WHAT IS EXPECTED: In the listing that follows, how many lines contain the string "title"? Provide only the number.

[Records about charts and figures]
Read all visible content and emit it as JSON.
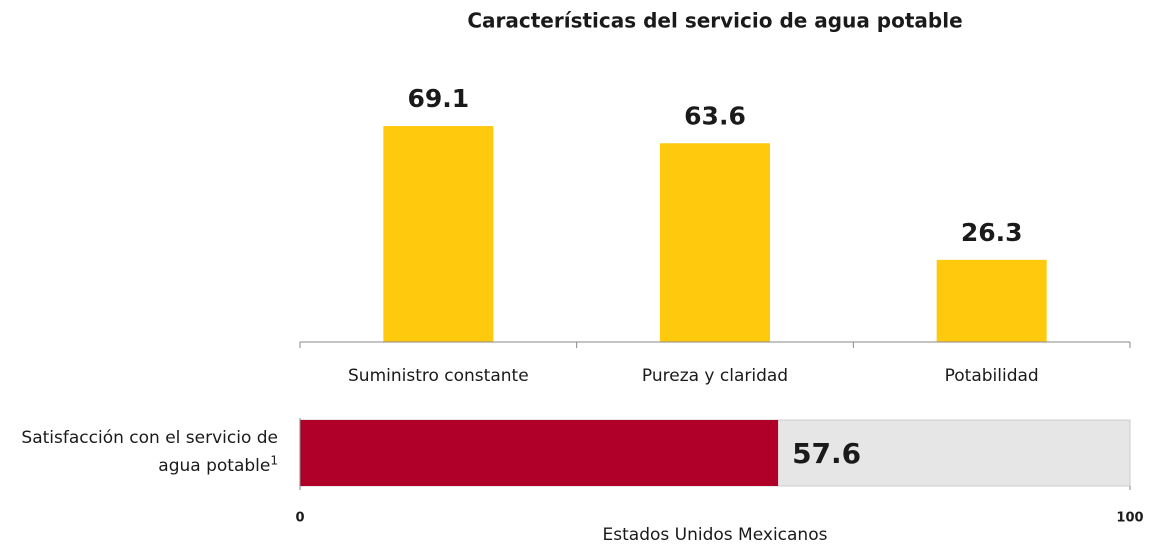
{
  "chart_data": [
    {
      "type": "bar",
      "title": "Características del servicio de agua potable",
      "categories": [
        "Suministro constante",
        "Pureza y claridad",
        "Potabilidad"
      ],
      "values": [
        69.1,
        63.6,
        26.3
      ],
      "color": "#FFC90E",
      "ylim": [
        0,
        80
      ]
    },
    {
      "type": "hbar",
      "categories": [
        "Satisfacción con el servicio de agua potable"
      ],
      "category_superscripts": [
        "1"
      ],
      "values": [
        57.6
      ],
      "color": "#B0002A",
      "background_color": "#E6E6E6",
      "xlim": [
        0,
        100
      ],
      "xticks": [
        0,
        100
      ],
      "xlabel": "Estados Unidos Mexicanos"
    }
  ]
}
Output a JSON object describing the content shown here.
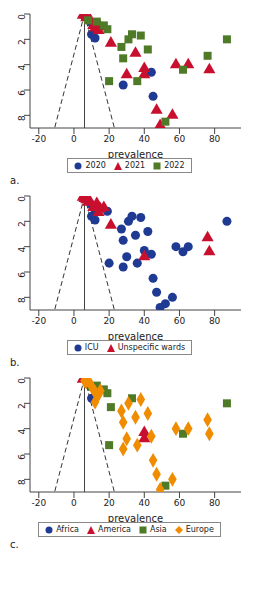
{
  "chart_data": [
    {
      "type": "scatter",
      "title": "a.",
      "x_label": "prevalence",
      "xlim": [
        -25,
        95
      ],
      "xticks": [
        -20,
        0,
        20,
        40,
        60,
        80
      ],
      "ylim": [
        0,
        9
      ],
      "yticks": [
        0,
        2,
        4,
        6,
        8
      ],
      "legend": "bottom",
      "series": [
        {
          "name": "2020",
          "color": "#1f3a93",
          "marker": "circle",
          "x": [
            6,
            10,
            10,
            12,
            44,
            45,
            28
          ],
          "y": [
            0.2,
            0.7,
            1.6,
            1.9,
            4.6,
            6.5,
            5.6
          ]
        },
        {
          "name": "2021",
          "color": "#c8102e",
          "marker": "triangle",
          "x": [
            5,
            7,
            9,
            11,
            12,
            15,
            14,
            21,
            30,
            35,
            40,
            47,
            49,
            56,
            58,
            65,
            77,
            40
          ],
          "y": [
            0.1,
            0.3,
            0.4,
            0.9,
            1.1,
            1.0,
            1.3,
            2.3,
            4.8,
            3.1,
            4.3,
            7.6,
            8.8,
            8.0,
            4.0,
            4.0,
            4.4,
            4.8
          ]
        },
        {
          "name": "2022",
          "color": "#4f7a28",
          "marker": "square",
          "x": [
            8,
            13,
            17,
            19,
            20,
            27,
            28,
            31,
            33,
            36,
            38,
            42,
            52,
            62,
            76,
            87
          ],
          "y": [
            0.5,
            0.6,
            0.9,
            1.2,
            5.3,
            2.6,
            3.5,
            2.0,
            1.6,
            5.3,
            1.7,
            2.8,
            8.5,
            4.4,
            3.3,
            2.0
          ]
        }
      ],
      "reference_lines": [
        {
          "x": [
            6,
            6
          ],
          "y": [
            0,
            9
          ],
          "line_style": "solid",
          "color": "#444444"
        },
        {
          "x": [
            6,
            -11
          ],
          "y": [
            0,
            9
          ],
          "line_style": "dashed",
          "color": "#333333"
        },
        {
          "x": [
            6,
            23
          ],
          "y": [
            0,
            9
          ],
          "line_style": "dashed",
          "color": "#333333"
        }
      ]
    },
    {
      "type": "scatter",
      "title": "b.",
      "x_label": "prevalence",
      "xlim": [
        -25,
        95
      ],
      "xticks": [
        -20,
        0,
        20,
        40,
        60,
        80
      ],
      "ylim": [
        0,
        9
      ],
      "yticks": [
        0,
        2,
        4,
        6,
        8
      ],
      "legend": "bottom",
      "series": [
        {
          "name": "ICU",
          "color": "#1f3a93",
          "marker": "circle",
          "x": [
            10,
            12,
            19,
            10,
            12,
            20,
            27,
            28,
            30,
            31,
            33,
            35,
            36,
            38,
            40,
            42,
            44,
            45,
            47,
            49,
            52,
            56,
            58,
            62,
            65,
            87,
            28
          ],
          "y": [
            0.7,
            1.1,
            1.2,
            1.6,
            1.9,
            5.3,
            2.6,
            3.5,
            4.8,
            2.0,
            1.6,
            3.1,
            5.3,
            1.7,
            4.3,
            2.8,
            4.6,
            6.5,
            7.6,
            8.8,
            8.5,
            8.0,
            4.0,
            4.4,
            4.0,
            2.0,
            5.6
          ]
        },
        {
          "name": "Unspecific wards",
          "color": "#c8102e",
          "marker": "triangle",
          "x": [
            5,
            6,
            7,
            8,
            9,
            11,
            13,
            15,
            17,
            14,
            21,
            76,
            77,
            40
          ],
          "y": [
            0.1,
            0.2,
            0.3,
            0.5,
            0.4,
            0.9,
            0.6,
            1.0,
            0.9,
            1.3,
            2.3,
            3.3,
            4.4,
            4.8
          ]
        }
      ],
      "reference_lines": [
        {
          "x": [
            6,
            6
          ],
          "y": [
            0,
            9
          ],
          "line_style": "solid",
          "color": "#444444"
        },
        {
          "x": [
            6,
            -11
          ],
          "y": [
            0,
            9
          ],
          "line_style": "dashed",
          "color": "#333333"
        },
        {
          "x": [
            6,
            23
          ],
          "y": [
            0,
            9
          ],
          "line_style": "dashed",
          "color": "#333333"
        }
      ]
    },
    {
      "type": "scatter",
      "title": "c.",
      "x_label": "prevalence",
      "xlim": [
        -25,
        95
      ],
      "xticks": [
        -20,
        0,
        20,
        40,
        60,
        80
      ],
      "ylim": [
        0,
        9
      ],
      "yticks": [
        0,
        2,
        4,
        6,
        8
      ],
      "legend": "bottom",
      "series": [
        {
          "name": "Africa",
          "color": "#1f3a93",
          "marker": "circle",
          "x": [
            8,
            10
          ],
          "y": [
            0.5,
            1.6
          ]
        },
        {
          "name": "America",
          "color": "#c8102e",
          "marker": "triangle",
          "x": [
            5,
            40,
            40
          ],
          "y": [
            0.1,
            4.3,
            4.8
          ]
        },
        {
          "name": "Asia",
          "color": "#4f7a28",
          "marker": "square",
          "x": [
            10,
            13,
            17,
            19,
            21,
            20,
            33,
            52,
            62,
            87
          ],
          "y": [
            0.7,
            0.6,
            0.9,
            1.2,
            2.3,
            5.3,
            1.6,
            8.5,
            4.4,
            2.0
          ]
        },
        {
          "name": "Europe",
          "color": "#f08c00",
          "marker": "diamond",
          "x": [
            6,
            7,
            9,
            11,
            12,
            15,
            12,
            14,
            27,
            28,
            30,
            31,
            35,
            36,
            38,
            42,
            44,
            45,
            47,
            49,
            56,
            58,
            65,
            76,
            77,
            28
          ],
          "y": [
            0.2,
            0.3,
            0.4,
            0.9,
            1.1,
            1.0,
            1.9,
            1.3,
            2.6,
            3.5,
            4.8,
            2.0,
            3.1,
            5.3,
            1.7,
            2.8,
            4.6,
            6.5,
            7.6,
            8.8,
            8.0,
            4.0,
            4.0,
            3.3,
            4.4,
            5.6
          ]
        }
      ],
      "reference_lines": [
        {
          "x": [
            6,
            6
          ],
          "y": [
            0,
            9
          ],
          "line_style": "solid",
          "color": "#444444"
        },
        {
          "x": [
            6,
            -11
          ],
          "y": [
            0,
            9
          ],
          "line_style": "dashed",
          "color": "#333333"
        },
        {
          "x": [
            6,
            23
          ],
          "y": [
            0,
            9
          ],
          "line_style": "dashed",
          "color": "#333333"
        }
      ]
    }
  ]
}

WRITTEN SOLUTION: 4